→ **Exercise details**:
All of the records below need to be copied exactly.

→ **Exercise material**:
+---+

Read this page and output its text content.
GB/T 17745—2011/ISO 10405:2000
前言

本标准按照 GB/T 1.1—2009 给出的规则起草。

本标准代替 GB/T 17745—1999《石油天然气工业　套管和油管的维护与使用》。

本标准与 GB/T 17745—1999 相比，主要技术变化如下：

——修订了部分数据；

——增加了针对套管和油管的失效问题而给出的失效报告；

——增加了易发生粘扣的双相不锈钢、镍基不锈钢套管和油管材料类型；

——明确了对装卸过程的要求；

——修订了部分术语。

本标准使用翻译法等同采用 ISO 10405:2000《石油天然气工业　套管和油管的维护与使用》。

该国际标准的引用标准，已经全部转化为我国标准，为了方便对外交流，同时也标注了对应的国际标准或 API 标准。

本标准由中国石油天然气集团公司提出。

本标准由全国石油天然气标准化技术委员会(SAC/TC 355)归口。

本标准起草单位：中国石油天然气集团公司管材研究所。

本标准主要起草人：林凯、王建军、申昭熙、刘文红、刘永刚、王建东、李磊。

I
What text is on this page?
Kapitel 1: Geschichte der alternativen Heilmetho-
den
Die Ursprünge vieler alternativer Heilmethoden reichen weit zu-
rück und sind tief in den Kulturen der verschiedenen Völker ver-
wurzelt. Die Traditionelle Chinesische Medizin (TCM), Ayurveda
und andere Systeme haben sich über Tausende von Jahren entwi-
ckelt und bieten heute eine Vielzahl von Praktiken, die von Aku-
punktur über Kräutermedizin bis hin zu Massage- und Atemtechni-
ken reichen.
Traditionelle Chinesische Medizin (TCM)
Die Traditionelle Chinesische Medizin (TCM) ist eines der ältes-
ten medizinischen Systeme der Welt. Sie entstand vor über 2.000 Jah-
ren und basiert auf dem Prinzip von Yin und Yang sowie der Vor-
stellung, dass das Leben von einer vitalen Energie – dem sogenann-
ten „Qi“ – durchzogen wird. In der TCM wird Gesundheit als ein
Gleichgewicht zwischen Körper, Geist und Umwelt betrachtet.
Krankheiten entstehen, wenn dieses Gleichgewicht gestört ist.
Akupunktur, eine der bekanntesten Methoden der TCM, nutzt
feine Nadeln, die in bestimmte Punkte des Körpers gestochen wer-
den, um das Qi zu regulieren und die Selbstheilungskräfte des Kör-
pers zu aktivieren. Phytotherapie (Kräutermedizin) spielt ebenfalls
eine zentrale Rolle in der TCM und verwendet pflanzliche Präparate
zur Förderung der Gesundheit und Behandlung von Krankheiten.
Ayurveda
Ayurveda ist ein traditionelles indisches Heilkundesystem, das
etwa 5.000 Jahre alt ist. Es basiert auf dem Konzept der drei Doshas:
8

+---+

→ **Expected output**:
Read this page and output its text content.
GB/T 17745—2011/ISO 10405:2000
前言

本标准按照 GB/T 1.1—2009 给出的规则起草。

本标准代替 GB/T 17745—1999《石油天然气工业　套管和油管的维护与使用》。

本标准与 GB/T 17745—1999 相比，主要技术变化如下：

——修订了部分数据；

——增加了针对套管和油管的失效问题而给出的失效报告；

——增加了易发生粘扣的双相不锈钢、镍基不锈钢套管和油管材料类型；

——明确了对装卸过程的要求；

——修订了部分术语。

本标准使用翻译法等同采用 ISO 10405:2000《石油天然气工业　套管和油管的维护与使用》。

该国际标准的引用标准，已经全部转化为我国标准，为了方便对外交流，同时也标注了对应的国际标准或 API 标准。

本标准由中国石油天然气集团公司提出。

本标准由全国石油天然气标准化技术委员会(SAC/TC 355)归口。

本标准起草单位：中国石油天然气集团公司管材研究所。

本标准主要起草人：林凯、王建军、申昭熙、刘文红、刘永刚、王建东、李磊。

I
What text is on this page?
Kapitel 1: Geschichte der alternativen Heilmetho-
den
Die Ursprünge vieler alternativer Heilmethoden reichen weit zu-
rück und sind tief in den Kulturen der verschiedenen Völker ver-
wurzelt. Die Traditionelle Chinesische Medizin (TCM), Ayurveda
und andere Systeme haben sich über Tausende von Jahren entwi-
ckelt und bieten heute eine Vielzahl von Praktiken, die von Aku-
punktur über Kräutermedizin bis hin zu Massage- und Atemtechni-
ken reichen.
Traditionelle Chinesische Medizin (TCM)
Die Traditionelle Chinesische Medizin (TCM) ist eines der ältes-
ten medizinischen Systeme der Welt. Sie entstand vor über 2.000 Jah-
ren und basiert auf dem Prinzip von Yin und Yang sowie der Vor-
stellung, dass das Leben von einer vitalen Energie – dem sogenann-
ten „Qi“ – durchzogen wird. In der TCM wird Gesundheit als ein
Gleichgewicht zwischen Körper, Geist und Umwelt betrachtet.
Krankheiten entstehen, wenn dieses Gleichgewicht gestört ist.
Akupunktur, eine der bekanntesten Methoden der TCM, nutzt
feine Nadeln, die in bestimmte Punkte des Körpers gestochen wer-
den, um das Qi zu regulieren und die Selbstheilungskräfte des Kör-
pers zu aktivieren. Phytotherapie (Kräutermedizin) spielt ebenfalls
eine zentrale Rolle in der TCM und verwendet pflanzliche Präparate
zur Förderung der Gesundheit und Behandlung von Krankheiten.
Ayurveda
Ayurveda ist ein traditionelles indisches Heilkundesystem, das
etwa 5.000 Jahre alt ist. Es basiert auf dem Konzept der drei Doshas:
8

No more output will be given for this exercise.